"""
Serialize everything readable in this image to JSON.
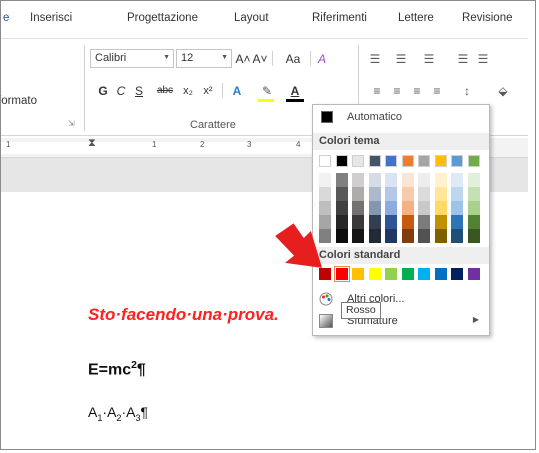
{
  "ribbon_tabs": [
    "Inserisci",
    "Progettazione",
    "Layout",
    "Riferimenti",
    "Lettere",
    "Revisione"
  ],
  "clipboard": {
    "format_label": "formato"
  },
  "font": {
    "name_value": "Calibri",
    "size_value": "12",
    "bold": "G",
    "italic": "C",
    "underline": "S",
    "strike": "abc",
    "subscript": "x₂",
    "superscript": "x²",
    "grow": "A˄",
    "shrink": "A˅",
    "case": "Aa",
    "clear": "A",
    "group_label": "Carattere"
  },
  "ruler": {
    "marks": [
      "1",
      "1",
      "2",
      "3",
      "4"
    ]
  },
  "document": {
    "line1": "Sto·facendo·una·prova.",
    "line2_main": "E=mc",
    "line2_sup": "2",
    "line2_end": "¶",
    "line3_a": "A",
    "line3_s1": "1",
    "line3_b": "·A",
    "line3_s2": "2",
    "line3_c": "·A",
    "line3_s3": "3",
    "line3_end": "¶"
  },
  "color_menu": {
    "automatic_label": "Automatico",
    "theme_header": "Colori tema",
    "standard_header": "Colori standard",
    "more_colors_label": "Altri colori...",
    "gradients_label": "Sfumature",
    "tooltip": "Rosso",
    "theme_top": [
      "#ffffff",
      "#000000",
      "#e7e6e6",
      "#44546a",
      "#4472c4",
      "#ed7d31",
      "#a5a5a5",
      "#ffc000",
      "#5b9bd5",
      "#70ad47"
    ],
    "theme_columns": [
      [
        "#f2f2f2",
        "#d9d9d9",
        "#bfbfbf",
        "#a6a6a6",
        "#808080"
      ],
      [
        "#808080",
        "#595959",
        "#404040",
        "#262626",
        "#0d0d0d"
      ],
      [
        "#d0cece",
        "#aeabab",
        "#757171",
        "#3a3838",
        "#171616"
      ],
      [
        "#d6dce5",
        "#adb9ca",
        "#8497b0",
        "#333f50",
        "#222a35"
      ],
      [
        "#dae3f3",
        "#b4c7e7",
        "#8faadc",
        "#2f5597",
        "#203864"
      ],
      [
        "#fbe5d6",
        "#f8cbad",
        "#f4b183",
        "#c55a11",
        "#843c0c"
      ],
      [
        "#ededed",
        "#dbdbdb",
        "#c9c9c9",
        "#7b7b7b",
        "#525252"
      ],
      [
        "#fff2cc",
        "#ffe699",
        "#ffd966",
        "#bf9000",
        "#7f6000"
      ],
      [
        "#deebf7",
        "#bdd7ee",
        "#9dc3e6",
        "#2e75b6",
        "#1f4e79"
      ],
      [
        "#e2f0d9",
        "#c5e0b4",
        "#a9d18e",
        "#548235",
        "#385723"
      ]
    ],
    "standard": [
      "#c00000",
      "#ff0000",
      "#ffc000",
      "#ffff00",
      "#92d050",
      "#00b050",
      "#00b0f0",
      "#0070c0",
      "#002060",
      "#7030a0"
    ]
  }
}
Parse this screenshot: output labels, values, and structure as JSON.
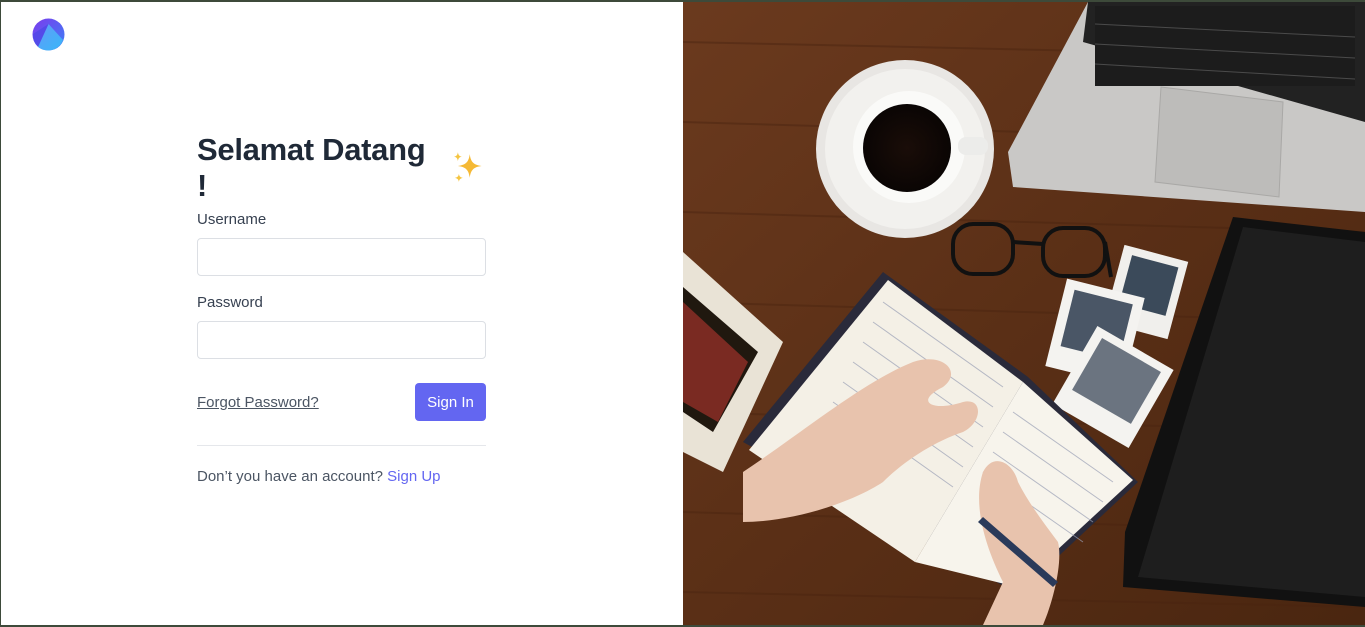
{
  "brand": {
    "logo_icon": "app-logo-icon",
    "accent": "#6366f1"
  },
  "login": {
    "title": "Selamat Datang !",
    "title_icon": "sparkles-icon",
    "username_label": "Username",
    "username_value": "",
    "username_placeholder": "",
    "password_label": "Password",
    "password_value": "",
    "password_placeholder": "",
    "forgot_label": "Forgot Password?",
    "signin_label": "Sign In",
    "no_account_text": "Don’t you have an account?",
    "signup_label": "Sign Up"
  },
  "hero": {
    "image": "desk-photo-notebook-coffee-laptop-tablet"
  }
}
"""
● **WHAT TO DO**:
Give every line above again exactly, with no pictures.

● **COMPLETE ANSWER**:
Serialize everything readable in this image to JSON.
{
  "ribbon_tabs": [
    "Inserisci",
    "Progettazione",
    "Layout",
    "Riferimenti",
    "Lettere",
    "Revisione"
  ],
  "clipboard": {
    "format_label": "formato"
  },
  "font": {
    "name_value": "Calibri",
    "size_value": "12",
    "bold": "G",
    "italic": "C",
    "underline": "S",
    "strike": "abc",
    "subscript": "x₂",
    "superscript": "x²",
    "grow": "A˄",
    "shrink": "A˅",
    "case": "Aa",
    "clear": "A",
    "group_label": "Carattere"
  },
  "ruler": {
    "marks": [
      "1",
      "1",
      "2",
      "3",
      "4"
    ]
  },
  "document": {
    "line1": "Sto·facendo·una·prova.",
    "line2_main": "E=mc",
    "line2_sup": "2",
    "line2_end": "¶",
    "line3_a": "A",
    "line3_s1": "1",
    "line3_b": "·A",
    "line3_s2": "2",
    "line3_c": "·A",
    "line3_s3": "3",
    "line3_end": "¶"
  },
  "color_menu": {
    "automatic_label": "Automatico",
    "theme_header": "Colori tema",
    "standard_header": "Colori standard",
    "more_colors_label": "Altri colori...",
    "gradients_label": "Sfumature",
    "tooltip": "Rosso",
    "theme_top": [
      "#ffffff",
      "#000000",
      "#e7e6e6",
      "#44546a",
      "#4472c4",
      "#ed7d31",
      "#a5a5a5",
      "#ffc000",
      "#5b9bd5",
      "#70ad47"
    ],
    "theme_columns": [
      [
        "#f2f2f2",
        "#d9d9d9",
        "#bfbfbf",
        "#a6a6a6",
        "#808080"
      ],
      [
        "#808080",
        "#595959",
        "#404040",
        "#262626",
        "#0d0d0d"
      ],
      [
        "#d0cece",
        "#aeabab",
        "#757171",
        "#3a3838",
        "#171616"
      ],
      [
        "#d6dce5",
        "#adb9ca",
        "#8497b0",
        "#333f50",
        "#222a35"
      ],
      [
        "#dae3f3",
        "#b4c7e7",
        "#8faadc",
        "#2f5597",
        "#203864"
      ],
      [
        "#fbe5d6",
        "#f8cbad",
        "#f4b183",
        "#c55a11",
        "#843c0c"
      ],
      [
        "#ededed",
        "#dbdbdb",
        "#c9c9c9",
        "#7b7b7b",
        "#525252"
      ],
      [
        "#fff2cc",
        "#ffe699",
        "#ffd966",
        "#bf9000",
        "#7f6000"
      ],
      [
        "#deebf7",
        "#bdd7ee",
        "#9dc3e6",
        "#2e75b6",
        "#1f4e79"
      ],
      [
        "#e2f0d9",
        "#c5e0b4",
        "#a9d18e",
        "#548235",
        "#385723"
      ]
    ],
    "standard": [
      "#c00000",
      "#ff0000",
      "#ffc000",
      "#ffff00",
      "#92d050",
      "#00b050",
      "#00b0f0",
      "#0070c0",
      "#002060",
      "#7030a0"
    ]
  }
}
Parse this screenshot: output labels, values, and structure as JSON.
{
  "brand": {
    "logo_icon": "app-logo-icon",
    "accent": "#6366f1"
  },
  "login": {
    "title": "Selamat Datang !",
    "title_icon": "sparkles-icon",
    "username_label": "Username",
    "username_value": "",
    "username_placeholder": "",
    "password_label": "Password",
    "password_value": "",
    "password_placeholder": "",
    "forgot_label": "Forgot Password?",
    "signin_label": "Sign In",
    "no_account_text": "Don’t you have an account?",
    "signup_label": "Sign Up"
  },
  "hero": {
    "image": "desk-photo-notebook-coffee-laptop-tablet"
  }
}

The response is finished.